## Problem to solve
Copy down all of the data underneath, exactly as shown.

— start of Records provided —

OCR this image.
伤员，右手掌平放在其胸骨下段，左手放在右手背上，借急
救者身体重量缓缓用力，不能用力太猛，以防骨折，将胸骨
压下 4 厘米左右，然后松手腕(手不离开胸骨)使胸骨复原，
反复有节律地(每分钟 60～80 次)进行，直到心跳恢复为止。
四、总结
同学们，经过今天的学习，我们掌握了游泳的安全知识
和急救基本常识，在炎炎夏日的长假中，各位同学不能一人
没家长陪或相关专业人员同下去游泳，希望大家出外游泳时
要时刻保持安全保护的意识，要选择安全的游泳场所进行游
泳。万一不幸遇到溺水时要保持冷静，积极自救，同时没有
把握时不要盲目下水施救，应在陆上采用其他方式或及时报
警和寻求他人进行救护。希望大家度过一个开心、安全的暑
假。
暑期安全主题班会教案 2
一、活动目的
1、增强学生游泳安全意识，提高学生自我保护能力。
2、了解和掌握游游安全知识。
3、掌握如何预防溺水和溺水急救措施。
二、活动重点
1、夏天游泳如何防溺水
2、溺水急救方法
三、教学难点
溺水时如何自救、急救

— end of Records provided —

## Worked solution
OCR this image.
伤员，右手掌平放在其胸骨下段，左手放在右手背上，借急
救者身体重量缓缓用力，不能用力太猛，以防骨折，将胸骨
压下 4 厘米左右，然后松手腕(手不离开胸骨)使胸骨复原，
反复有节律地(每分钟 60～80 次)进行，直到心跳恢复为止。
四、总结
同学们，经过今天的学习，我们掌握了游泳的安全知识
和急救基本常识，在炎炎夏日的长假中，各位同学不能一人
没家长陪或相关专业人员同下去游泳，希望大家出外游泳时
要时刻保持安全保护的意识，要选择安全的游泳场所进行游
泳。万一不幸遇到溺水时要保持冷静，积极自救，同时没有
把握时不要盲目下水施救，应在陆上采用其他方式或及时报
警和寻求他人进行救护。希望大家度过一个开心、安全的暑
假。
暑期安全主题班会教案 2
一、活动目的
1、增强学生游泳安全意识，提高学生自我保护能力。
2、了解和掌握游游安全知识。
3、掌握如何预防溺水和溺水急救措施。
二、活动重点
1、夏天游泳如何防溺水
2、溺水急救方法
三、教学难点
溺水时如何自救、急救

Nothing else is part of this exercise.